WHAT YOU NEED TO DO: Write out every one of the following rows verbatim, keeping each character, bracket, and coordinate unchanged.

--

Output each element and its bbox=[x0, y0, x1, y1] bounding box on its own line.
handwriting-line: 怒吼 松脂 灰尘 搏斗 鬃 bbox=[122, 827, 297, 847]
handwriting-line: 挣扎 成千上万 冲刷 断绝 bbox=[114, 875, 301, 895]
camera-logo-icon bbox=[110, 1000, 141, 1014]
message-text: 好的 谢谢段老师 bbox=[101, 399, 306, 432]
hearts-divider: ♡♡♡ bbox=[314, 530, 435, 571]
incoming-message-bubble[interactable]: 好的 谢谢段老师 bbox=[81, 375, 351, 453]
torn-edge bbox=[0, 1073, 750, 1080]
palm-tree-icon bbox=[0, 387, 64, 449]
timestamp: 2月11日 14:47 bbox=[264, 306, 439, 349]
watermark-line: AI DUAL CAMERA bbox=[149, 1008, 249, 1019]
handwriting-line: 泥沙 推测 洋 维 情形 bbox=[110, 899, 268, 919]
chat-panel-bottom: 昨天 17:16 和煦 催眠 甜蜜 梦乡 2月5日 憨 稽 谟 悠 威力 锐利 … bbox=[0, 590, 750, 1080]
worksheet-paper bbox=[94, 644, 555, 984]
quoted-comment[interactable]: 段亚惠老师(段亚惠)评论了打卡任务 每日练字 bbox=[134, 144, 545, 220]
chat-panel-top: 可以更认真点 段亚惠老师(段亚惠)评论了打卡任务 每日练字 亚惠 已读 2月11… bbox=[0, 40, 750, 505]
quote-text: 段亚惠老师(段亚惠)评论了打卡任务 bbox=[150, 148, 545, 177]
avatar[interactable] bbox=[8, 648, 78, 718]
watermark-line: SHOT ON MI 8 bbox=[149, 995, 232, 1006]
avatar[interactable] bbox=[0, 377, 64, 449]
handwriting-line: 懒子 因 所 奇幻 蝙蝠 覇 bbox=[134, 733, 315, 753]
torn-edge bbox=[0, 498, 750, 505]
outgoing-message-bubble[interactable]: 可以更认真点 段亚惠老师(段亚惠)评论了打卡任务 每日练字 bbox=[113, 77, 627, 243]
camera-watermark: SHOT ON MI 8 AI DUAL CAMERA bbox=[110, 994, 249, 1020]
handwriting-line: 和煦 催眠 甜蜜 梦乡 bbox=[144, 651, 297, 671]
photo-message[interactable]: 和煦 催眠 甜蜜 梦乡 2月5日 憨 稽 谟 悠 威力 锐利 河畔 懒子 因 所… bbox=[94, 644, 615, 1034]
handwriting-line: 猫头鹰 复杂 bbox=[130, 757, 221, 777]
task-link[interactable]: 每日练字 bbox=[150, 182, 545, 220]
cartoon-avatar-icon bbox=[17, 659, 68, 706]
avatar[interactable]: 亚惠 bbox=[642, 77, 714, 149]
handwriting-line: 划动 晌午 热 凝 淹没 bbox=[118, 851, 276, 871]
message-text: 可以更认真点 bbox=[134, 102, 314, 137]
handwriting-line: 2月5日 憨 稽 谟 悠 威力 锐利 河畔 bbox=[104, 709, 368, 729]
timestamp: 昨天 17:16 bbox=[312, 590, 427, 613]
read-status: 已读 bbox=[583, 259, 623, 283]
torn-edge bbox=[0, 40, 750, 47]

--

PROBLEM SOLUTION:
Output each element and its bbox=[x0, y0, x1, y1] bounding box on its own line.
handwriting-line: 怒吼 松脂 灰尘 搏斗 鬃 bbox=[122, 827, 297, 847]
handwriting-line: 挣扎 成千上万 冲刷 断绝 bbox=[114, 875, 301, 895]
camera-logo-icon bbox=[110, 1000, 141, 1014]
message-text: 好的 谢谢段老师 bbox=[101, 399, 306, 432]
hearts-divider: ♡♡♡ bbox=[314, 530, 435, 571]
incoming-message-bubble[interactable]: 好的 谢谢段老师 bbox=[81, 375, 351, 453]
torn-edge bbox=[0, 1073, 750, 1080]
palm-tree-icon bbox=[0, 387, 64, 449]
timestamp: 2月11日 14:47 bbox=[264, 306, 439, 349]
watermark-line: AI DUAL CAMERA bbox=[149, 1008, 249, 1019]
handwriting-line: 泥沙 推测 洋 维 情形 bbox=[110, 899, 268, 919]
chat-panel-bottom: 昨天 17:16 和煦 催眠 甜蜜 梦乡 2月5日 憨 稽 谟 悠 威力 锐利 … bbox=[0, 590, 750, 1080]
worksheet-paper bbox=[94, 644, 555, 984]
quoted-comment[interactable]: 段亚惠老师(段亚惠)评论了打卡任务 每日练字 bbox=[134, 144, 545, 220]
chat-panel-top: 可以更认真点 段亚惠老师(段亚惠)评论了打卡任务 每日练字 亚惠 已读 2月11… bbox=[0, 40, 750, 505]
quote-text: 段亚惠老师(段亚惠)评论了打卡任务 bbox=[150, 148, 545, 177]
avatar[interactable] bbox=[8, 648, 78, 718]
watermark-line: SHOT ON MI 8 bbox=[149, 995, 232, 1006]
avatar[interactable] bbox=[0, 377, 64, 449]
handwriting-line: 懒子 因 所 奇幻 蝙蝠 覇 bbox=[134, 733, 315, 753]
torn-edge bbox=[0, 498, 750, 505]
outgoing-message-bubble[interactable]: 可以更认真点 段亚惠老师(段亚惠)评论了打卡任务 每日练字 bbox=[113, 77, 627, 243]
camera-watermark: SHOT ON MI 8 AI DUAL CAMERA bbox=[110, 994, 249, 1020]
handwriting-line: 和煦 催眠 甜蜜 梦乡 bbox=[144, 651, 297, 671]
photo-message[interactable]: 和煦 催眠 甜蜜 梦乡 2月5日 憨 稽 谟 悠 威力 锐利 河畔 懒子 因 所… bbox=[94, 644, 615, 1034]
handwriting-line: 猫头鹰 复杂 bbox=[130, 757, 221, 777]
task-link[interactable]: 每日练字 bbox=[150, 182, 545, 220]
cartoon-avatar-icon bbox=[17, 659, 68, 706]
avatar[interactable]: 亚惠 bbox=[642, 77, 714, 149]
handwriting-line: 划动 晌午 热 凝 淹没 bbox=[118, 851, 276, 871]
message-text: 可以更认真点 bbox=[134, 102, 314, 137]
handwriting-line: 2月5日 憨 稽 谟 悠 威力 锐利 河畔 bbox=[104, 709, 368, 729]
timestamp: 昨天 17:16 bbox=[312, 590, 427, 613]
read-status: 已读 bbox=[583, 259, 623, 283]
torn-edge bbox=[0, 40, 750, 47]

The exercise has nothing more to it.